The separation of the experiment definition from the experimentation platform could combine the benefits of both approaches. It would allow organizations to select a cost-effective third-party experimentation platform to execute the experiment while developing independently of it the remaining infrastructure to support the organization’s experimentation process. This would, for example, allow developing an infrastructure to assure the quality of the experiments without having to depend on the feature set provided by the experimentation platform.

This research aims to propose an architecture for platform-independent online controlled experimentation by releasing the experiment definition from the experiment platform. As a consequence of the separation, the experiment definition becomes an independent artifact. Moreover, it allows developing experimentation infrastructure independently of the used experimentation platform.

The remainder of this paper is structured as follows. Section 2 provides background information on online controlled experimentation. Section  3 describes the applied research method. Section 4 presents the findings. Then, Sect. 5 presents the architecture, and Sect. 6 the evaluation of it. Section 7 discusses the study. Finally, Sect. 8 concludes the paper.

2 Background

In this section, an overview of the research this paper is based on is given. The overview starts with the general concept of online controlled experimentation. Next, the research on the characteristics of online controlled experiment definitions is outlined, and finally, research on domain-specific language (DSL) to define online controlled experiments is discussed.

2.1 Online Controlled Experimentation

Online controlled experiments are a technique to evaluate software changes based on data [17]. The change could be a novel feature, a performance optimization, modified elements in the user interface, and many more. A version of the software with the change (treatment) is deployed in addition to the unchanged software (control). Thereafter, requests on the software (e.g. user interaction) are split between the two versions (segmentation). In addition to the regular processing of a request, both software versions collect relevant data about the processing and the request. After a predefined duration or number of requests, the collected data (telemetry) is used to calculate metrics. Finally, the telemetry is analyzed, and based on the success criteria that are defined before the execution of the experiment, the experiment is evaluated.

In [2] the authors highlight the technique’s potential to improve software quality assurance for modern technologies like machine learning or the internet of things—areas that are challenging for traditional software testing with offline testing techniques.

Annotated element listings
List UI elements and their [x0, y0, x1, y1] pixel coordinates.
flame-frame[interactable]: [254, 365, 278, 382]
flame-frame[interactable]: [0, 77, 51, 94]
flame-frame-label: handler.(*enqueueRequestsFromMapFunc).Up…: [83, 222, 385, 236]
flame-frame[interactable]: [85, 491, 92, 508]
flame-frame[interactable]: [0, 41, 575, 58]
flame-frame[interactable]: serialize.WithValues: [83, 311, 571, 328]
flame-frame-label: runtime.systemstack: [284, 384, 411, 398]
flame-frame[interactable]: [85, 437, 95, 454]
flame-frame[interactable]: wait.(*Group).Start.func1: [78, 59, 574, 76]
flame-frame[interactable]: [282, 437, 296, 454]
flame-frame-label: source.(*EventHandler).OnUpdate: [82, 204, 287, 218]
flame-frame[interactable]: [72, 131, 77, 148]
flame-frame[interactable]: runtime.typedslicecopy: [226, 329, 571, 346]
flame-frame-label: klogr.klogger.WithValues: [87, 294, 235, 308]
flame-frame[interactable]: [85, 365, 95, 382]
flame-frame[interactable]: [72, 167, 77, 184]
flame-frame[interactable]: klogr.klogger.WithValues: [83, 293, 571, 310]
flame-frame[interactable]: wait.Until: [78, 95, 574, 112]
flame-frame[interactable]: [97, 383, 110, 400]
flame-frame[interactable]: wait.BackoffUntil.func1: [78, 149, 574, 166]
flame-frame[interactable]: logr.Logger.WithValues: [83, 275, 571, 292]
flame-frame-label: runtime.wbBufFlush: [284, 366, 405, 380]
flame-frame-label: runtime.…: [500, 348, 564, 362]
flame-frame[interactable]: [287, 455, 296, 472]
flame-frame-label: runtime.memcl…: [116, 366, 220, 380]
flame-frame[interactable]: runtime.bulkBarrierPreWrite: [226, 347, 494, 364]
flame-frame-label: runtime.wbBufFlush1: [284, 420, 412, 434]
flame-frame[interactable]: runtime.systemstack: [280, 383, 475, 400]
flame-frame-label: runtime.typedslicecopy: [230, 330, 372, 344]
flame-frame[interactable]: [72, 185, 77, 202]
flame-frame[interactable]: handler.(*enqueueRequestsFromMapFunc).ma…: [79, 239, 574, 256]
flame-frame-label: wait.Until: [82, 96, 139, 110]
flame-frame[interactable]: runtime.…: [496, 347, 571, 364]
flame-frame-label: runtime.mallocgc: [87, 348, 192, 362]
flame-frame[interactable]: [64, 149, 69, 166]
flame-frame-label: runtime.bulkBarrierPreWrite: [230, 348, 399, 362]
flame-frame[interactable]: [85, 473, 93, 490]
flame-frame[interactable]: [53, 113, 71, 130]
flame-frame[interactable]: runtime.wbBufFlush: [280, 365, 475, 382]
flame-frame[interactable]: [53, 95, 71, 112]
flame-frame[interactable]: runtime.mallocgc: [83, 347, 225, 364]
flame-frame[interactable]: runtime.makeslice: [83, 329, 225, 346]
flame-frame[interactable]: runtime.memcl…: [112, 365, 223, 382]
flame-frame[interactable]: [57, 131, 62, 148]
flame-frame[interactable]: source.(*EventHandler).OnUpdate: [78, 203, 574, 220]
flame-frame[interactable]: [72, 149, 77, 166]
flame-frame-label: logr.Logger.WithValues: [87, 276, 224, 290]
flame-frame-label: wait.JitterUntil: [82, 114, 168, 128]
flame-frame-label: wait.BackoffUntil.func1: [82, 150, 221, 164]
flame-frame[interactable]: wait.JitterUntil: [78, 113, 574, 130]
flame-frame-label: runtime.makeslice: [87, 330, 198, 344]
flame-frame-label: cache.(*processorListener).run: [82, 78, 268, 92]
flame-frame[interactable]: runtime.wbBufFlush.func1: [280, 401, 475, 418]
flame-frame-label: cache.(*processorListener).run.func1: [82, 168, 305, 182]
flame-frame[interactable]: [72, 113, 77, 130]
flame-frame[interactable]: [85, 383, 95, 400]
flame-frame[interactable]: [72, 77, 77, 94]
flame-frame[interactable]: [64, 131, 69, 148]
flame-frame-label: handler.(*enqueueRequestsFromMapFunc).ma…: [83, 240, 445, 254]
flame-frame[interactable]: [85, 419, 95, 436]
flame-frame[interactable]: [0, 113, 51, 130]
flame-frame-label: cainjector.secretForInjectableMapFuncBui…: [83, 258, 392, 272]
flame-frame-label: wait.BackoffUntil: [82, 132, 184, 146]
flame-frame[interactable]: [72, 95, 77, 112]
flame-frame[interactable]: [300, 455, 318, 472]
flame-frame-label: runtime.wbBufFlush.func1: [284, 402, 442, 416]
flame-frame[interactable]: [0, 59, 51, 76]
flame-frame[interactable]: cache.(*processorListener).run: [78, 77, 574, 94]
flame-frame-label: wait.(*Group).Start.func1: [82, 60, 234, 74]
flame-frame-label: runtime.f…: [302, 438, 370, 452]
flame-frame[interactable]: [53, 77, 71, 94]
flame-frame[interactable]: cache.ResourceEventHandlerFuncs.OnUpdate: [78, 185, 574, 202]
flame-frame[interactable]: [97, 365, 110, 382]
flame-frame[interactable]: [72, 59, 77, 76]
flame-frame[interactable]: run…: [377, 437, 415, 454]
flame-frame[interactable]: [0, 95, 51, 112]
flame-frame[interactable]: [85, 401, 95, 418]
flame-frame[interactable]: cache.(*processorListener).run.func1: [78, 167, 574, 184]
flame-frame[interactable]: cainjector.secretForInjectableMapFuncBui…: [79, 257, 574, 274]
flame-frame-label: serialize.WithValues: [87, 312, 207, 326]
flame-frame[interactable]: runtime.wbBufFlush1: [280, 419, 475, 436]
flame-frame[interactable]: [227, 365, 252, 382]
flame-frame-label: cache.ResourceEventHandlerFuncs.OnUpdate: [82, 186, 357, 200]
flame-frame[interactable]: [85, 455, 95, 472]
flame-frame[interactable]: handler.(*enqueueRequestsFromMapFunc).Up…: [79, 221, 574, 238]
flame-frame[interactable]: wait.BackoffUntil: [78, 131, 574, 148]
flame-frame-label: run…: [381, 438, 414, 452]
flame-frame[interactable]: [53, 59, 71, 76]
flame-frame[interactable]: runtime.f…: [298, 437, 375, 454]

* **Work to do**:
1: Locate each line of the records that contains the string "memcl", and copy those lines.
2: Proceed with the passage on online controlled experimentation, writing on from its final sentence.
The passage on online controlled experimentation and the records have no connection to each other.

* **Answers to the exercise**:
1:
flame-frame-label: runtime.memcl…: [116, 366, 220, 380]
flame-frame[interactable]: runtime.memcl…: [112, 365, 223, 382]

2:
The experiment lifecycle by Fabijan et al. [8] gives an overview of the activities related to an online controlled experiment (see Fig. 1). First, during the ideation phase, a hypothesis and its implementation are developed. Thereafter, the design of the experiment is specified. This includes amongst others, the user segmentation across the different software versions, and calculations about the size and duration of the experiment. Next, the experiment is executed. Besides the deployment, the instrumentation and monitoring of the deployed software are important. Thereafter, the collected data is analyzed and data-driven arguments for decisions are provided. The last activity is learning, in which the experiment metadata is captured and institutionalized.

Fig. 1.
figure 1

Experiment lifecycle by Fabijan et al. [8]. It describes the lifecycle of an experiment from its ideation by the generation of a minimal viable hypothesis (MVH) and the development of a minimal viable product (MVP) over the design, execution and analysis to the decision making and institutionalization of the learnings.

A more detailed view of experimentation and its process is given by models for continuous experimentation like the RIGHT model by Fagerholm et al. [13] or the HYPEX (Hypothesis Experiment Data-Driven Development) model by Holmström Olsson and Bosch [20]. There is also research about the required infrastructure [12] and guidelines about experimentation in general [17].

In summary, the process of online controlled experimentation received a lot of attention in research. Process models of continuous experimentation [8, 13], experimentation platforms [12] and guidelines [17] for experimentation are researched amongst others.

2.2 Characteristics of Online Controlled Experiments

Although the experimentation process and specifics of it are researched well [1, 21], there is little research explicitly on the experimentation definition and its characteristics. Nevertheless, the definition of experiments is fundamental for experimentation. A taxonomy of its characteristics allows experiment owners to choose the necessary characteristics of it for a concrete experiment. Without such an overview, experiment owners are at the risk to miss important characteristics or to define experiments incomplete. Therefore, the authors reviewed in [3] the literature on characteristics of experiment definitions. It revealed 17 properties that were grouped by common themes among the properties.

However, the authors expected that there are additional properties used in practice. Thus, based on the results on the characteristics of experiment definitions, the more detailed study reported in [5] was conducted. The study covers the analysis of existing open-source as well as proprietary experimentation platforms. In [5] the results are combined to one taxonomy of experiment definition characteristics. Figure 2 visualizes the identified characteristics for each phase of an experiment.

Fig. 2.
figure 2

Experiment definition characteristics taxonomy [5]. It enumerates for every phase of the experimentation lifecycle the characteristics (bold) and their properties (below each characteristic).

To conclude, the authors presented in [5] a taxonomy of the known characteristics and properties used in the definition of online controlled experiments. However, the application of the taxonomy, or its usefulness to describe experiments was not known.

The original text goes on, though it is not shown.